- [The task] Can you write out all of the material below, word for word?

- [Records provided]
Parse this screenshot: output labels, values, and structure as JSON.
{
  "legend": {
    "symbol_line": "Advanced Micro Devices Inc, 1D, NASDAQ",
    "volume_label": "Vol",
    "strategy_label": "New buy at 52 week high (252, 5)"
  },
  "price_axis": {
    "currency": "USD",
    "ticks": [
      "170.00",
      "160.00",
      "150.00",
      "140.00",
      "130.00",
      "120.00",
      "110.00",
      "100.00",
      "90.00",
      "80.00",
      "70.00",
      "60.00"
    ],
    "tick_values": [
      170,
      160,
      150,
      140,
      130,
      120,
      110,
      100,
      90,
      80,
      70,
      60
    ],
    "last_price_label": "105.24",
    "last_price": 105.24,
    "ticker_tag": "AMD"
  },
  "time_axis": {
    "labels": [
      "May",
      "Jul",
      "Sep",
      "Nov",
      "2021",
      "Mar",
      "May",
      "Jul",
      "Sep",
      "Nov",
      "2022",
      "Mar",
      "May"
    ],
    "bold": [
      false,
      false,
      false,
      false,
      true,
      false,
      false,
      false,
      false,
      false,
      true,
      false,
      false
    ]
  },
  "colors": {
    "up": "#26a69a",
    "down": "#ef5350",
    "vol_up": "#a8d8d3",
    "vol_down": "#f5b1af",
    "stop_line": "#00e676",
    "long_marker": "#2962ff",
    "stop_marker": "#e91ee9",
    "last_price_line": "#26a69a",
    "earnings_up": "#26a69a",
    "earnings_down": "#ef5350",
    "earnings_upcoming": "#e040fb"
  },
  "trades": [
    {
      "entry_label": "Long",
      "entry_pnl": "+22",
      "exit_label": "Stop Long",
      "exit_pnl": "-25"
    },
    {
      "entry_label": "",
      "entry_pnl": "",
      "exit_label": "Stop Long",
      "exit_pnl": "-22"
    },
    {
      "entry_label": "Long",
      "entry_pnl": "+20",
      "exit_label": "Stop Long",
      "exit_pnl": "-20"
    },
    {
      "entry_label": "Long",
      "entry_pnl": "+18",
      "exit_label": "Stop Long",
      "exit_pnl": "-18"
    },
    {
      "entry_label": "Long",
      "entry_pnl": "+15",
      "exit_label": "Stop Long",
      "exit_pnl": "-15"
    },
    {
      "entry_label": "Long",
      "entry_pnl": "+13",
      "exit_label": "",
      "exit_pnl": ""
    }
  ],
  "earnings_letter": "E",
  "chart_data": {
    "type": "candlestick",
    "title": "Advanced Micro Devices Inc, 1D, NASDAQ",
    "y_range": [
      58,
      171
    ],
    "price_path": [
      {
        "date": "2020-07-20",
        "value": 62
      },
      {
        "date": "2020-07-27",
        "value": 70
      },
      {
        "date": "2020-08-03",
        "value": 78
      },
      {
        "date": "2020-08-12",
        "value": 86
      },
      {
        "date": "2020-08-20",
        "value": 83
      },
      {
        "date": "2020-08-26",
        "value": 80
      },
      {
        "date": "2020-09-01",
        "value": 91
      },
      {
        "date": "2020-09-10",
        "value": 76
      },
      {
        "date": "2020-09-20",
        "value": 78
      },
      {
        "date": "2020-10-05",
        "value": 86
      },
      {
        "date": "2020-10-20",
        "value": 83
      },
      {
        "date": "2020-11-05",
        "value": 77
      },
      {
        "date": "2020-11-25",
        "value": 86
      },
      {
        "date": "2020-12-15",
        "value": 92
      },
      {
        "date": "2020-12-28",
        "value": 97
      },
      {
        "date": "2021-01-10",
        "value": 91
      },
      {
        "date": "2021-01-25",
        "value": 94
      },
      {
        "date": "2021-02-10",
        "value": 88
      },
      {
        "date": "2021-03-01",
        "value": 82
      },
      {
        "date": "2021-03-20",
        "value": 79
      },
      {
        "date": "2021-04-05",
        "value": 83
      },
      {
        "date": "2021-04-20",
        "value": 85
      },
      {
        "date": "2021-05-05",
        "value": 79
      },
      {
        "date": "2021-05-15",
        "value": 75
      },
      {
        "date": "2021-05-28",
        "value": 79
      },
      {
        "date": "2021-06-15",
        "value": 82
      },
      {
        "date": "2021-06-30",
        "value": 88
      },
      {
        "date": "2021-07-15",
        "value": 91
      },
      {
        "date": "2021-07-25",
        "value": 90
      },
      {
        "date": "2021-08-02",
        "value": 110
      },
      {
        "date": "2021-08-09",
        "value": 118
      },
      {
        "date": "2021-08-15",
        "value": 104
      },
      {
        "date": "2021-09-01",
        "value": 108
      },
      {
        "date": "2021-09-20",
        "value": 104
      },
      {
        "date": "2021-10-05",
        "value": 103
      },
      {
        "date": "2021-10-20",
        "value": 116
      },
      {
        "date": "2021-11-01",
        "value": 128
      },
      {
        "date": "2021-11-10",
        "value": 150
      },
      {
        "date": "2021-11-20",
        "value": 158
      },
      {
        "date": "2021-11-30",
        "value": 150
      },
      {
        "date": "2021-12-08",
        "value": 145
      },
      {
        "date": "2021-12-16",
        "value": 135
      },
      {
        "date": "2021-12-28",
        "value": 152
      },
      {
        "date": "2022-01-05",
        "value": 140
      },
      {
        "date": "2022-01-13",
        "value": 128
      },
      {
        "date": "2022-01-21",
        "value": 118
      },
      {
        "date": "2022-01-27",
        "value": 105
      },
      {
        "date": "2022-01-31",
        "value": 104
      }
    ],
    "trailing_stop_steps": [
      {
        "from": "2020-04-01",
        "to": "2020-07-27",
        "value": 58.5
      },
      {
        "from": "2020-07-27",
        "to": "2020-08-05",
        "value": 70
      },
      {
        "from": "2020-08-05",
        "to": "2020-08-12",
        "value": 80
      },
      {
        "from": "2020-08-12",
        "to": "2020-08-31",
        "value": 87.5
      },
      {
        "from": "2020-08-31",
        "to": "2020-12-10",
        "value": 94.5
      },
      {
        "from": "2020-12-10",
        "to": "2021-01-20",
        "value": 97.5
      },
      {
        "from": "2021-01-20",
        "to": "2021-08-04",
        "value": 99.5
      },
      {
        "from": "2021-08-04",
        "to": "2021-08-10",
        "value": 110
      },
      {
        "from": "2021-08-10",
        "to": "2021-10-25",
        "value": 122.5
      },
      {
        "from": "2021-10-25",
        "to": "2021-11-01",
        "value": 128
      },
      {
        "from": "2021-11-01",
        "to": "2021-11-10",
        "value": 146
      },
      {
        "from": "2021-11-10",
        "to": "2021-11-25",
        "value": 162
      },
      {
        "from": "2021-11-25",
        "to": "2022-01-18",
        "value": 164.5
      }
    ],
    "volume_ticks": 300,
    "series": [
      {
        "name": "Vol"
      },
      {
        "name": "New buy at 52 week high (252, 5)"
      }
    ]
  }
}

- [Output for this exercise]
Parse this screenshot: output labels, values, and structure as JSON.
{
  "legend": {
    "symbol_line": "Advanced Micro Devices Inc, 1D, NASDAQ",
    "volume_label": "Vol",
    "strategy_label": "New buy at 52 week high (252, 5)"
  },
  "price_axis": {
    "currency": "USD",
    "ticks": [
      "170.00",
      "160.00",
      "150.00",
      "140.00",
      "130.00",
      "120.00",
      "110.00",
      "100.00",
      "90.00",
      "80.00",
      "70.00",
      "60.00"
    ],
    "tick_values": [
      170,
      160,
      150,
      140,
      130,
      120,
      110,
      100,
      90,
      80,
      70,
      60
    ],
    "last_price_label": "105.24",
    "last_price": 105.24,
    "ticker_tag": "AMD"
  },
  "time_axis": {
    "labels": [
      "May",
      "Jul",
      "Sep",
      "Nov",
      "2021",
      "Mar",
      "May",
      "Jul",
      "Sep",
      "Nov",
      "2022",
      "Mar",
      "May"
    ],
    "bold": [
      false,
      false,
      false,
      false,
      true,
      false,
      false,
      false,
      false,
      false,
      true,
      false,
      false
    ]
  },
  "colors": {
    "up": "#26a69a",
    "down": "#ef5350",
    "vol_up": "#a8d8d3",
    "vol_down": "#f5b1af",
    "stop_line": "#00e676",
    "long_marker": "#2962ff",
    "stop_marker": "#e91ee9",
    "last_price_line": "#26a69a",
    "earnings_up": "#26a69a",
    "earnings_down": "#ef5350",
    "earnings_upcoming": "#e040fb"
  },
  "trades": [
    {
      "entry_label": "Long",
      "entry_pnl": "+22",
      "exit_label": "Stop Long",
      "exit_pnl": "-25"
    },
    {
      "entry_label": "",
      "entry_pnl": "",
      "exit_label": "Stop Long",
      "exit_pnl": "-22"
    },
    {
      "entry_label": "Long",
      "entry_pnl": "+20",
      "exit_label": "Stop Long",
      "exit_pnl": "-20"
    },
    {
      "entry_label": "Long",
      "entry_pnl": "+18",
      "exit_label": "Stop Long",
      "exit_pnl": "-18"
    },
    {
      "entry_label": "Long",
      "entry_pnl": "+15",
      "exit_label": "Stop Long",
      "exit_pnl": "-15"
    },
    {
      "entry_label": "Long",
      "entry_pnl": "+13",
      "exit_label": "",
      "exit_pnl": ""
    }
  ],
  "earnings_letter": "E",
  "chart_data": {
    "type": "candlestick",
    "title": "Advanced Micro Devices Inc, 1D, NASDAQ",
    "y_range": [
      58,
      171
    ],
    "price_path": [
      {
        "date": "2020-07-20",
        "value": 62
      },
      {
        "date": "2020-07-27",
        "value": 70
      },
      {
        "date": "2020-08-03",
        "value": 78
      },
      {
        "date": "2020-08-12",
        "value": 86
      },
      {
        "date": "2020-08-20",
        "value": 83
      },
      {
        "date": "2020-08-26",
        "value": 80
      },
      {
        "date": "2020-09-01",
        "value": 91
      },
      {
        "date": "2020-09-10",
        "value": 76
      },
      {
        "date": "2020-09-20",
        "value": 78
      },
      {
        "date": "2020-10-05",
        "value": 86
      },
      {
        "date": "2020-10-20",
        "value": 83
      },
      {
        "date": "2020-11-05",
        "value": 77
      },
      {
        "date": "2020-11-25",
        "value": 86
      },
      {
        "date": "2020-12-15",
        "value": 92
      },
      {
        "date": "2020-12-28",
        "value": 97
      },
      {
        "date": "2021-01-10",
        "value": 91
      },
      {
        "date": "2021-01-25",
        "value": 94
      },
      {
        "date": "2021-02-10",
        "value": 88
      },
      {
        "date": "2021-03-01",
        "value": 82
      },
      {
        "date": "2021-03-20",
        "value": 79
      },
      {
        "date": "2021-04-05",
        "value": 83
      },
      {
        "date": "2021-04-20",
        "value": 85
      },
      {
        "date": "2021-05-05",
        "value": 79
      },
      {
        "date": "2021-05-15",
        "value": 75
      },
      {
        "date": "2021-05-28",
        "value": 79
      },
      {
        "date": "2021-06-15",
        "value": 82
      },
      {
        "date": "2021-06-30",
        "value": 88
      },
      {
        "date": "2021-07-15",
        "value": 91
      },
      {
        "date": "2021-07-25",
        "value": 90
      },
      {
        "date": "2021-08-02",
        "value": 110
      },
      {
        "date": "2021-08-09",
        "value": 118
      },
      {
        "date": "2021-08-15",
        "value": 104
      },
      {
        "date": "2021-09-01",
        "value": 108
      },
      {
        "date": "2021-09-20",
        "value": 104
      },
      {
        "date": "2021-10-05",
        "value": 103
      },
      {
        "date": "2021-10-20",
        "value": 116
      },
      {
        "date": "2021-11-01",
        "value": 128
      },
      {
        "date": "2021-11-10",
        "value": 150
      },
      {
        "date": "2021-11-20",
        "value": 158
      },
      {
        "date": "2021-11-30",
        "value": 150
      },
      {
        "date": "2021-12-08",
        "value": 145
      },
      {
        "date": "2021-12-16",
        "value": 135
      },
      {
        "date": "2021-12-28",
        "value": 152
      },
      {
        "date": "2022-01-05",
        "value": 140
      },
      {
        "date": "2022-01-13",
        "value": 128
      },
      {
        "date": "2022-01-21",
        "value": 118
      },
      {
        "date": "2022-01-27",
        "value": 105
      },
      {
        "date": "2022-01-31",
        "value": 104
      }
    ],
    "trailing_stop_steps": [
      {
        "from": "2020-04-01",
        "to": "2020-07-27",
        "value": 58.5
      },
      {
        "from": "2020-07-27",
        "to": "2020-08-05",
        "value": 70
      },
      {
        "from": "2020-08-05",
        "to": "2020-08-12",
        "value": 80
      },
      {
        "from": "2020-08-12",
        "to": "2020-08-31",
        "value": 87.5
      },
      {
        "from": "2020-08-31",
        "to": "2020-12-10",
        "value": 94.5
      },
      {
        "from": "2020-12-10",
        "to": "2021-01-20",
        "value": 97.5
      },
      {
        "from": "2021-01-20",
        "to": "2021-08-04",
        "value": 99.5
      },
      {
        "from": "2021-08-04",
        "to": "2021-08-10",
        "value": 110
      },
      {
        "from": "2021-08-10",
        "to": "2021-10-25",
        "value": 122.5
      },
      {
        "from": "2021-10-25",
        "to": "2021-11-01",
        "value": 128
      },
      {
        "from": "2021-11-01",
        "to": "2021-11-10",
        "value": 146
      },
      {
        "from": "2021-11-10",
        "to": "2021-11-25",
        "value": 162
      },
      {
        "from": "2021-11-25",
        "to": "2022-01-18",
        "value": 164.5
      }
    ],
    "volume_ticks": 300,
    "series": [
      {
        "name": "Vol"
      },
      {
        "name": "New buy at 52 week high (252, 5)"
      }
    ]
  }
}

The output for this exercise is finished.